Scan the entries and tally the lines that include the string "Holly". Reply with the figure alone.

§ **DATA PROVIDED**:
----

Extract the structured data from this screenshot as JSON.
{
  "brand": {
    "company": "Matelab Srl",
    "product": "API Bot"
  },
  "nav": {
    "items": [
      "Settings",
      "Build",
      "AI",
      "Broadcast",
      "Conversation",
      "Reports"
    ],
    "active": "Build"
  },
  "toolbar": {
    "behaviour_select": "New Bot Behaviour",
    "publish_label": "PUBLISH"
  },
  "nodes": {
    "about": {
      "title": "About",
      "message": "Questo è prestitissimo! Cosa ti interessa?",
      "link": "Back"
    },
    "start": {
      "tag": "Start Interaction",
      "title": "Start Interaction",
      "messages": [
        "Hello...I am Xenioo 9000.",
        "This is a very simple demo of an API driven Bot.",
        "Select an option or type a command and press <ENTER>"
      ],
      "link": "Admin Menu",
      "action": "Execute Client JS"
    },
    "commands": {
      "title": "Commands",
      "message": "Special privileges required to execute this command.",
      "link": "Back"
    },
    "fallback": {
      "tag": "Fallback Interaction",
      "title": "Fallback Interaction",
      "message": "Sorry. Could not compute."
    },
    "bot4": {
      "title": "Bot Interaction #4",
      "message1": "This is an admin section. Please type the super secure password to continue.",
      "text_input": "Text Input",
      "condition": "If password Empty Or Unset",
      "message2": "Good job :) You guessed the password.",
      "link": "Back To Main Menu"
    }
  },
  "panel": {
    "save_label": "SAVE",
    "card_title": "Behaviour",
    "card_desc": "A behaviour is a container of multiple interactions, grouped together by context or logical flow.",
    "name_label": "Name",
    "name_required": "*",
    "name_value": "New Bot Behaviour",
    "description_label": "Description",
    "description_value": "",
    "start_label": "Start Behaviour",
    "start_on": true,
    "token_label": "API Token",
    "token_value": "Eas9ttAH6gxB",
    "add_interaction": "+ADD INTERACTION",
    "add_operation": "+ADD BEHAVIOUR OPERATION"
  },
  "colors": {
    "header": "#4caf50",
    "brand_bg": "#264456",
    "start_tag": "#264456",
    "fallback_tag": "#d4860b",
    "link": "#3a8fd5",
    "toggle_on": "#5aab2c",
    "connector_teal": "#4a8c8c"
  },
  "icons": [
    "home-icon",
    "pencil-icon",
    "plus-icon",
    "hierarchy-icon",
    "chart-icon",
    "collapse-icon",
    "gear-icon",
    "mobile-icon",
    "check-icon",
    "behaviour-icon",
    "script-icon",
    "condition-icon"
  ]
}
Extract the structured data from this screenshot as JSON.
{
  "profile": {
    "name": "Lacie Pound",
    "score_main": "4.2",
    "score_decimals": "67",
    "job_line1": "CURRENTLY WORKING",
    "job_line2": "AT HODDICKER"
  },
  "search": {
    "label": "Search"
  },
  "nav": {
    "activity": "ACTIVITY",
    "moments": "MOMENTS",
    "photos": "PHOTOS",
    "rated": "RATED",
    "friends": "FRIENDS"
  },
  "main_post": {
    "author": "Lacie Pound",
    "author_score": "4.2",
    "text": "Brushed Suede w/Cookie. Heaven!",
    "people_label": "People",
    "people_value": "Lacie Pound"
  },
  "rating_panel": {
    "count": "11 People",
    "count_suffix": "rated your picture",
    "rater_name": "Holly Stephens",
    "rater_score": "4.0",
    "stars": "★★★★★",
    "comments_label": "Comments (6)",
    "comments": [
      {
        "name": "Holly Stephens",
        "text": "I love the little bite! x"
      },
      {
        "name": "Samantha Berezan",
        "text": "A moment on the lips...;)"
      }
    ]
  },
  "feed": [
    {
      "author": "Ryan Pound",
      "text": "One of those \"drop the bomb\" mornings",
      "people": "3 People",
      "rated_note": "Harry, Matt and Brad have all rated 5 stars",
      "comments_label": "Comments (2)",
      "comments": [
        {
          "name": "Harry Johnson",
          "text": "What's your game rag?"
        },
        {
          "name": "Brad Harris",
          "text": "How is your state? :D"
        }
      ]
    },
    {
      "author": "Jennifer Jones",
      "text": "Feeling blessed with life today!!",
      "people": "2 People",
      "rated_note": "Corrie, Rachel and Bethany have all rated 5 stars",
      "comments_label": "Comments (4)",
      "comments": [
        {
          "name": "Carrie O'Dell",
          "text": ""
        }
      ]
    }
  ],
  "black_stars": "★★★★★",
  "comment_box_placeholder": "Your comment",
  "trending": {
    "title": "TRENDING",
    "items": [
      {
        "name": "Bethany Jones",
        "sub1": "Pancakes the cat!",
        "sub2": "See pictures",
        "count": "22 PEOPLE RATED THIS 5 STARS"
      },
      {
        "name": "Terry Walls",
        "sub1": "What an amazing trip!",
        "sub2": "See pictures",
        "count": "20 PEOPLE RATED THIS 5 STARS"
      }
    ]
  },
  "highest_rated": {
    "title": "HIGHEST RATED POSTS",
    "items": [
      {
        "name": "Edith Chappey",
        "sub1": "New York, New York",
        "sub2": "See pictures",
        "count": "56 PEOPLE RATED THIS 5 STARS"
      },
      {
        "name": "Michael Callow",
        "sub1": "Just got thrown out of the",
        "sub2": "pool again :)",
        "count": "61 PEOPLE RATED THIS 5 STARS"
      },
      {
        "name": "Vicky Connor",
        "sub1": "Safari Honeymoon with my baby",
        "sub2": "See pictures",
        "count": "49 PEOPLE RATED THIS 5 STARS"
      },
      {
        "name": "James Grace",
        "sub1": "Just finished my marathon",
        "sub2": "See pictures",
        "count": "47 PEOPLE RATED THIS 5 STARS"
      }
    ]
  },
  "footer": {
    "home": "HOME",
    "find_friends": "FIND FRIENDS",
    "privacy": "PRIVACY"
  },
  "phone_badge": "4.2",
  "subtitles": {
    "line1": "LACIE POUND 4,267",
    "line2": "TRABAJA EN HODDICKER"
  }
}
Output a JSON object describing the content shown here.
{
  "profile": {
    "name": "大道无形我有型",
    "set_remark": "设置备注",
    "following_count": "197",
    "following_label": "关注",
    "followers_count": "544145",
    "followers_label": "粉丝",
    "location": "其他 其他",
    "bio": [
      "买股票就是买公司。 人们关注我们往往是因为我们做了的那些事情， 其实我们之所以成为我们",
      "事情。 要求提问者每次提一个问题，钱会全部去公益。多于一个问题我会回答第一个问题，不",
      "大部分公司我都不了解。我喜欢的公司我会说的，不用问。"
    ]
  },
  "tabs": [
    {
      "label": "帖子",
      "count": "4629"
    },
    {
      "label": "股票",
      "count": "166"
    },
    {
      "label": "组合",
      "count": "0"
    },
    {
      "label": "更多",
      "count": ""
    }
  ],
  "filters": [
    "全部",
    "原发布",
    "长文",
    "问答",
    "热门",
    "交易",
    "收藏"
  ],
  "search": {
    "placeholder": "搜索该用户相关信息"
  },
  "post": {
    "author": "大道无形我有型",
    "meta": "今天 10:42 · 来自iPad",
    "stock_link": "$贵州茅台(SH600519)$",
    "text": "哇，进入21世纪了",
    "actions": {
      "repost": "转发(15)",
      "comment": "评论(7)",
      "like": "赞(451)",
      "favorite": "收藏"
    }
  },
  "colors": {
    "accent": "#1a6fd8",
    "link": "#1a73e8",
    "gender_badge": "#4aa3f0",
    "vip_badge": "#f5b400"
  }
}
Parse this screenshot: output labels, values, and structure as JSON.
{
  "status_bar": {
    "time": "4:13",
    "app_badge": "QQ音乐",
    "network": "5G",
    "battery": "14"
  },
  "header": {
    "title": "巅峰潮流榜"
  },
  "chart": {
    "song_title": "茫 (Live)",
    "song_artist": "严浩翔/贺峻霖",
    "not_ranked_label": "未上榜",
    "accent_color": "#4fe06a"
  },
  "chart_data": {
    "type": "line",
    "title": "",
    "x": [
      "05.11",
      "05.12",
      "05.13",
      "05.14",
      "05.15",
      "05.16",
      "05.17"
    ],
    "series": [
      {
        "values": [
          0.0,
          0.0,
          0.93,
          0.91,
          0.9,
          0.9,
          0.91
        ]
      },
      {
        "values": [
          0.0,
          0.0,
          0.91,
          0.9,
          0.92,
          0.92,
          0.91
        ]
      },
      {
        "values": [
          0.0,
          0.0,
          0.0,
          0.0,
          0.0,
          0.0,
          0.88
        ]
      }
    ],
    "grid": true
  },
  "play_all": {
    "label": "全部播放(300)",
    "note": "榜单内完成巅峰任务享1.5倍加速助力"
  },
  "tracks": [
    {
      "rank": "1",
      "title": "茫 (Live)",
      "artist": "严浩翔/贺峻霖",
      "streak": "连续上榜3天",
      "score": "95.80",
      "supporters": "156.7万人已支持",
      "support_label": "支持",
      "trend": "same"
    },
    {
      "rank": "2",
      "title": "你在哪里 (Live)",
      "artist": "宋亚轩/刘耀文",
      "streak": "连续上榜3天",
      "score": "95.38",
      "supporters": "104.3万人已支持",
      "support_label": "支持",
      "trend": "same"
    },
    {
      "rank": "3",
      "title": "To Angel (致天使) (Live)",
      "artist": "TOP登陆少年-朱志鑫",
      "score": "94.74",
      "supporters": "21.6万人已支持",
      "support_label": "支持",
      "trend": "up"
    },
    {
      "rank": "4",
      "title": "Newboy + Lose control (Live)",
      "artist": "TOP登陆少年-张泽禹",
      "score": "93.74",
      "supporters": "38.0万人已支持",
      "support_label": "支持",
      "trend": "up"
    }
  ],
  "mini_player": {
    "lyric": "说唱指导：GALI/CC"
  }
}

----

§ **RESPONSE TO THIS EXERCISE**: 2